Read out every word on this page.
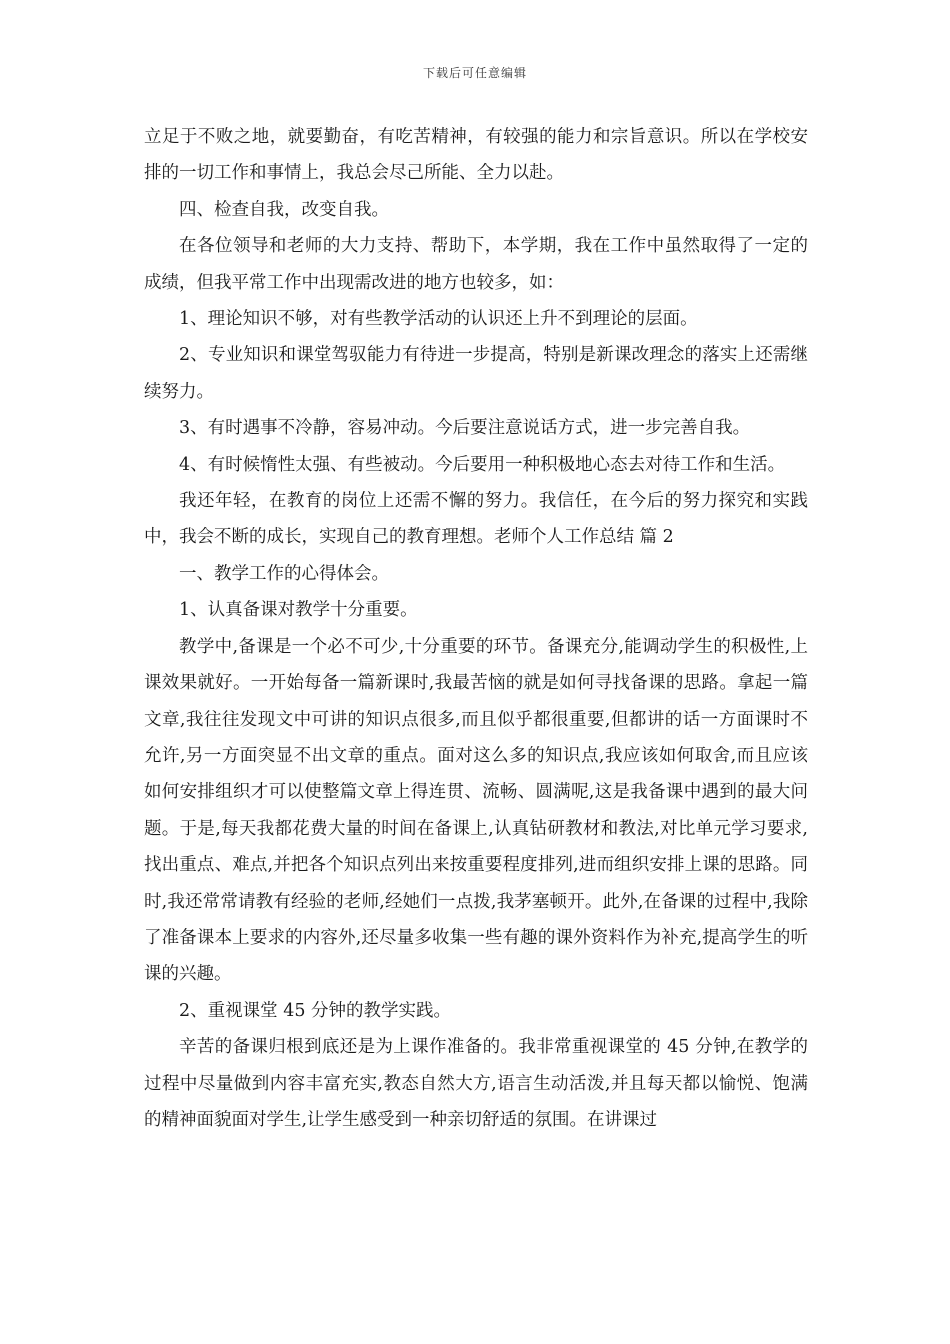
下载后可任意编辑

立足于不败之地，就要勤奋，有吃苦精神，有较强的能力和宗旨意识。所以在学校安排的一切工作和事情上，我总会尽己所能、全力以赴。

四、检查自我，改变自我。

在各位领导和老师的大力支持、帮助下，本学期，我在工作中虽然取得了一定的成绩，但我平常工作中出现需改进的地方也较多，如：

1、理论知识不够，对有些教学活动的认识还上升不到理论的层面。

2、专业知识和课堂驾驭能力有待进一步提高，特别是新课改理念的落实上还需继续努力。

3、有时遇事不冷静，容易冲动。今后要注意说话方式，进一步完善自我。

4、有时候惰性太强、有些被动。今后要用一种积极地心态去对待工作和生活。

我还年轻，在教育的岗位上还需不懈的努力。我信任，在今后的努力探究和实践中，我会不断的成长，实现自己的教育理想。老师个人工作总结 篇 2

一、教学工作的心得体会。

1、认真备课对教学十分重要。

教学中,备课是一个必不可少,十分重要的环节。备课充分,能调动学生的积极性,上课效果就好。一开始每备一篇新课时,我最苦恼的就是如何寻找备课的思路。拿起一篇文章,我往往发现文中可讲的知识点很多,而且似乎都很重要,但都讲的话一方面课时不允许,另一方面突显不出文章的重点。面对这么多的知识点,我应该如何取舍,而且应该如何安排组织才可以使整篇文章上得连贯、流畅、圆满呢,这是我备课中遇到的最大问题。于是,每天我都花费大量的时间在备课上,认真钻研教材和教法,对比单元学习要求,找出重点、难点,并把各个知识点列出来按重要程度排列,进而组织安排上课的思路。同时,我还常常请教有经验的老师,经她们一点拨,我茅塞顿开。此外,在备课的过程中,我除了准备课本上要求的内容外,还尽量多收集一些有趣的课外资料作为补充,提高学生的听课的兴趣。

2、重视课堂 45 分钟的教学实践。

辛苦的备课归根到底还是为上课作准备的。我非常重视课堂的 45 分钟,在教学的过程中尽量做到内容丰富充实,教态自然大方,语言生动活泼,并且每天都以愉悦、饱满的精神面貌面对学生,让学生感受到一种亲切舒适的氛围。在讲课过
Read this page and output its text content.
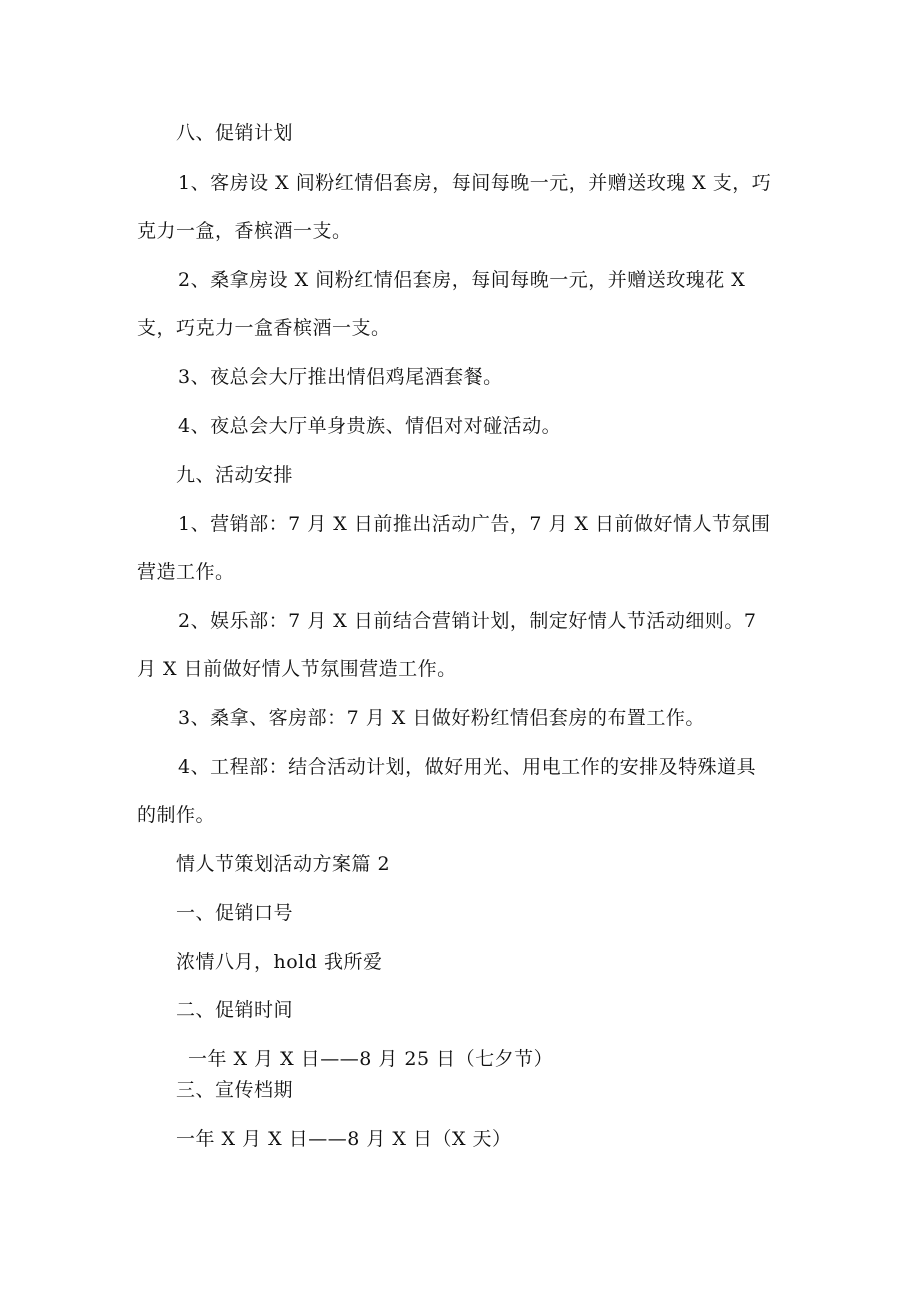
八、促销计划

1、客房设 X 间粉红情侣套房，每间每晚一元，并赠送玫瑰 X 支，巧

克力一盒，香槟酒一支。

2、桑拿房设 X 间粉红情侣套房，每间每晚一元，并赠送玫瑰花 X

支，巧克力一盒香槟酒一支。

3、夜总会大厅推出情侣鸡尾酒套餐。

4、夜总会大厅单身贵族、情侣对对碰活动。

九、活动安排

1、营销部：7 月 X 日前推出活动广告，7 月 X 日前做好情人节氛围

营造工作。

2、娱乐部：7 月 X 日前结合营销计划，制定好情人节活动细则。7

月 X 日前做好情人节氛围营造工作。

3、桑拿、客房部：7 月 X 日做好粉红情侣套房的布置工作。

4、工程部：结合活动计划，做好用光、用电工作的安排及特殊道具

的制作。

情人节策划活动方案篇 2

一、促销口号

浓情八月，hold 我所爱

二、促销时间

一年 X 月 X 日——8 月 25 日（七夕节）

三、宣传档期

一年 X 月 X 日——8 月 X 日（X 天）
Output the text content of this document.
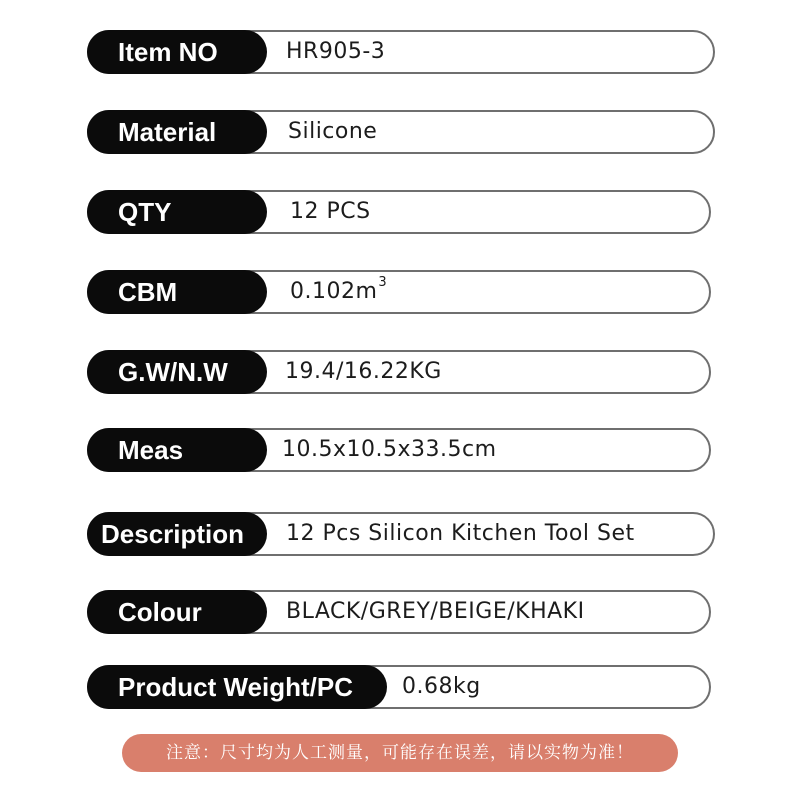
Item NO	HR905-3
Material	Silicone
QTY	12 PCS
CBM	$0.102m^3$
G.W/N.W	19.4/16.22KG
Meas	10.5x10.5x33.5cm
Description	12 Pcs Silicon Kitchen Tool Set
Colour	BLACK/GREY/BEIGE/KHAKI
Product Weight/PC	0.68kg
注意：尺寸均为人工测量，可能存在误差，请以实物为准！
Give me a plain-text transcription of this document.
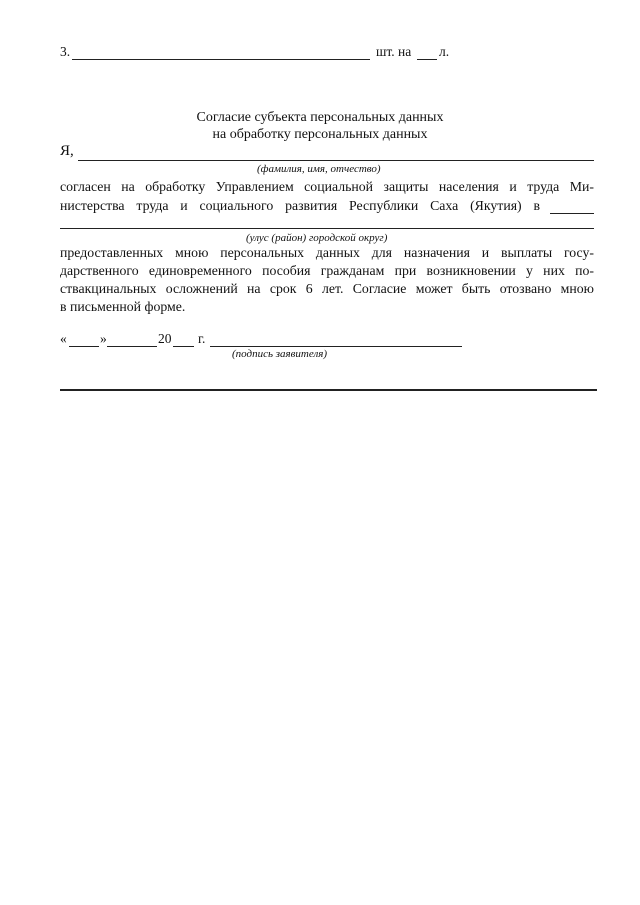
3.	шт. на л.
Согласие субъекта персональных данных
на обработку персональных данных
Я,
(фамилия, имя, отчество)
согласен на обработку Управлением социальной защиты населения и труда Ми-
нистерства труда и социального развития Республики Саха (Якутия) в
(улус (район) городской округ)
предоставленных мною персональных данных для назначения и выплаты госу-
дарственного единовременного пособия гражданам при возникновении у них по-
ствакцинальных осложнений на срок 6 лет. Согласие может быть отозвано мною
в письменной форме.
« »	20 г.
(подпись заявителя)
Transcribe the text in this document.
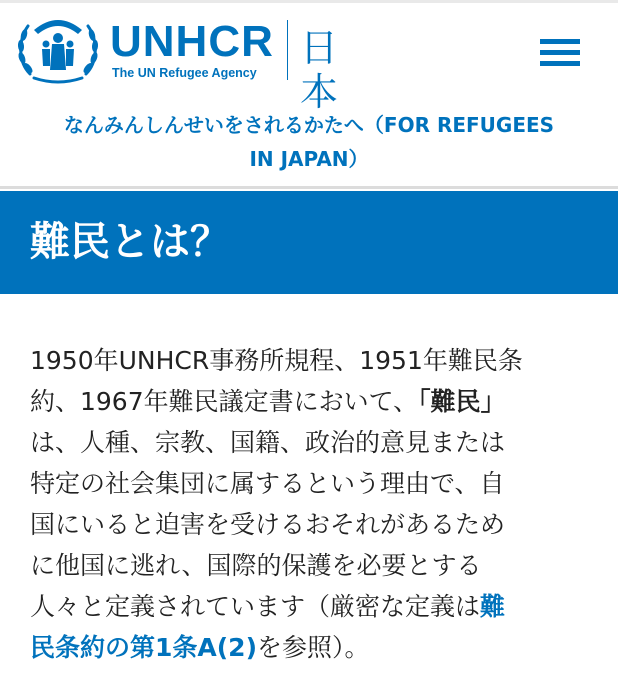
UNHCR
The UN Refugee Agency
日本
なんみんしんせいをされるかたへ（FOR REFUGEES IN JAPAN）
難民とは？
1950年UNHCR事務所規程、1951年難民条
約、1967年難民議定書において、「難民」
は、人種、宗教、国籍、政治的意見または
特定の社会集団に属するという理由で、自
国にいると迫害を受けるおそれがあるため
に他国に逃れ、国際的保護を必要とする
人々と定義されています（厳密な定義は難
民条約の第1条A(2)を参照）。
###
- The problem -
Show all lines from the data above in which the word "Read" appears.

- Response to the exercise -
Read out every word on this page.
Read this page and output its text content.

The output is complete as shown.